(Records showing where elements appear)
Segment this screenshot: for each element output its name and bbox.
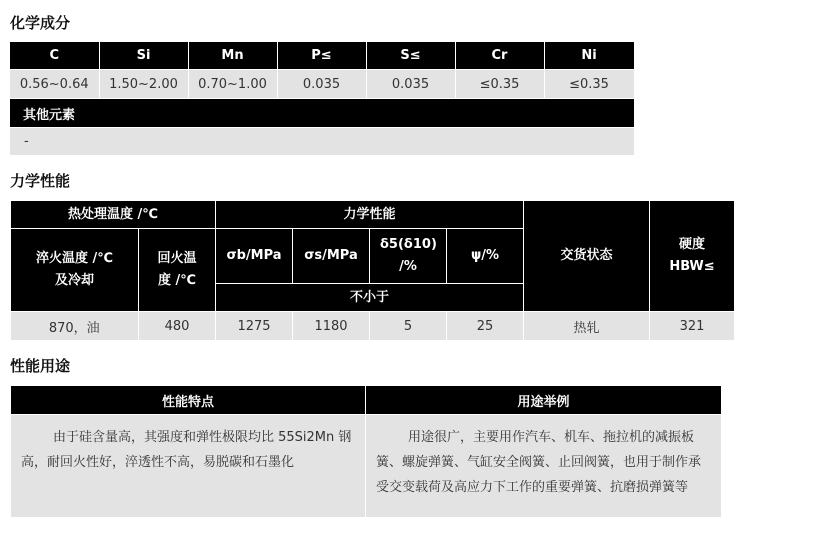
hardness-value: 321: [650, 312, 735, 341]
chem-value-cr: ≤0.35: [455, 70, 544, 99]
chemical-other-value-row: [10, 128, 634, 156]
chemical-value-row: [10, 70, 634, 99]
heat-treatment-header: 热处理温度 /℃: [11, 201, 216, 229]
chem-header-mn: Mn: [188, 42, 277, 70]
reduction-of-area-value: 25: [447, 312, 524, 341]
chem-value-ni: ≤0.35: [544, 70, 634, 99]
chemical-other-header-row: [10, 99, 634, 128]
chem-header-c: C: [10, 42, 99, 70]
applications-text: 用途很广，主要用作汽车、机车、拖拉机的减振板簧、螺旋弹簧、气缸安全阀簧、止回阀簧，也用于制作承受交变载荷及高应力下工作的重要弹簧、抗磨损弹簧等: [366, 415, 722, 518]
quench-value: 870，油: [11, 312, 139, 341]
chem-other-elements-value: -: [10, 128, 634, 156]
chemical-header-row: [10, 42, 634, 70]
applications-header: 用途举例: [366, 386, 722, 415]
chemical-section-title: 化学成分: [10, 14, 71, 32]
mechanical-value-row: [11, 312, 735, 341]
elongation-value: 5: [370, 312, 447, 341]
tensile-strength-header: σb/MPa: [216, 229, 293, 284]
mechanical-section-title: 力学性能: [10, 172, 71, 190]
features-text: 由于硅含量高，其强度和弹性极限均比 55Si2Mn 钢高，耐回火性好，淬透性不高，易脱碳和石墨化: [11, 415, 366, 518]
usage-section-title: 性能用途: [10, 357, 71, 375]
chem-header-ni: Ni: [544, 42, 634, 70]
mechanical-table: [10, 200, 735, 340]
chemical-table: [10, 42, 635, 155]
chem-header-p: P≤: [277, 42, 366, 70]
temper-value: 480: [139, 312, 216, 341]
quench-temp-header: 淬火温度 /℃ 及冷却: [11, 229, 139, 312]
delivery-state-header: 交货状态: [524, 201, 650, 312]
chem-value-si: 1.50~2.00: [99, 70, 188, 99]
temper-temp-header: 回火温度 /℃: [139, 229, 216, 312]
elongation-header: δ5(δ10) /%: [370, 229, 447, 284]
chem-value-mn: 0.70~1.00: [188, 70, 277, 99]
chem-header-cr: Cr: [455, 42, 544, 70]
tensile-strength-value: 1275: [216, 312, 293, 341]
mechanical-properties-header: 力学性能: [216, 201, 524, 229]
chem-value-s: 0.035: [366, 70, 455, 99]
hardness-header: 硬度 HBW≤: [650, 201, 735, 312]
chem-header-s: S≤: [366, 42, 455, 70]
delivery-state-value: 热轧: [524, 312, 650, 341]
not-less-than-header: 不小于: [216, 284, 524, 312]
chem-other-elements-label: 其他元素: [10, 99, 634, 128]
usage-table: [10, 385, 722, 518]
usage-value-row: [11, 415, 722, 518]
chem-value-p: 0.035: [277, 70, 366, 99]
reduction-of-area-header: ψ/%: [447, 229, 524, 284]
yield-strength-value: 1180: [293, 312, 370, 341]
chem-value-c: 0.56~0.64: [10, 70, 99, 99]
chem-header-si: Si: [99, 42, 188, 70]
usage-header-row: [11, 386, 722, 415]
features-header: 性能特点: [11, 386, 366, 415]
yield-strength-header: σs/MPa: [293, 229, 370, 284]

• _WHAT THE EXERCISE ASKS_: Please render the lines above as a Markdown table with the columns Row and Line, starting at the line that contains "hardness-value: 321: [650, 312, 735, 341]" and ending with the line that contains "applications-header: 用途举例: [366, 386, 722, 415]", including both, and leaving out blank lines.

• _REPLY_:
| Row | Line |
|---|---|
| 1 | hardness-value: 321: [650, 312, 735, 341] |
| 2 | chem-value-cr: ≤0.35: [455, 70, 544, 99] |
| 3 | chemical-other-value-row: [10, 128, 634, 156] |
| 4 | chemical-value-row: [10, 70, 634, 99] |
| 5 | heat-treatment-header: 热处理温度 /℃: [11, 201, 216, 229] |
| 6 | chem-header-mn: Mn: [188, 42, 277, 70] |
| 7 | reduction-of-area-value: 25: [447, 312, 524, 341] |
| 8 | chem-value-ni: ≤0.35: [544, 70, 634, 99] |
| 9 | chemical-other-header-row: [10, 99, 634, 128] |
| 10 | chem-header-c: C: [10, 42, 99, 70] |
| 11 | applications-text: 用途很广，主要用作汽车、机车、拖拉机的减振板簧、螺旋弹簧、气缸安全阀簧、止回阀簧，也用于制作承受交变载荷及高应力下工作的重要弹簧、抗磨损弹簧等: [366, 415, 722, 518] |
| 12 | quench-value: 870，油: [11, 312, 139, 341] |
| 13 | chem-other-elements-value: -: [10, 128, 634, 156] |
| 14 | chemical-header-row: [10, 42, 634, 70] |
| 15 | applications-header: 用途举例: [366, 386, 722, 415] |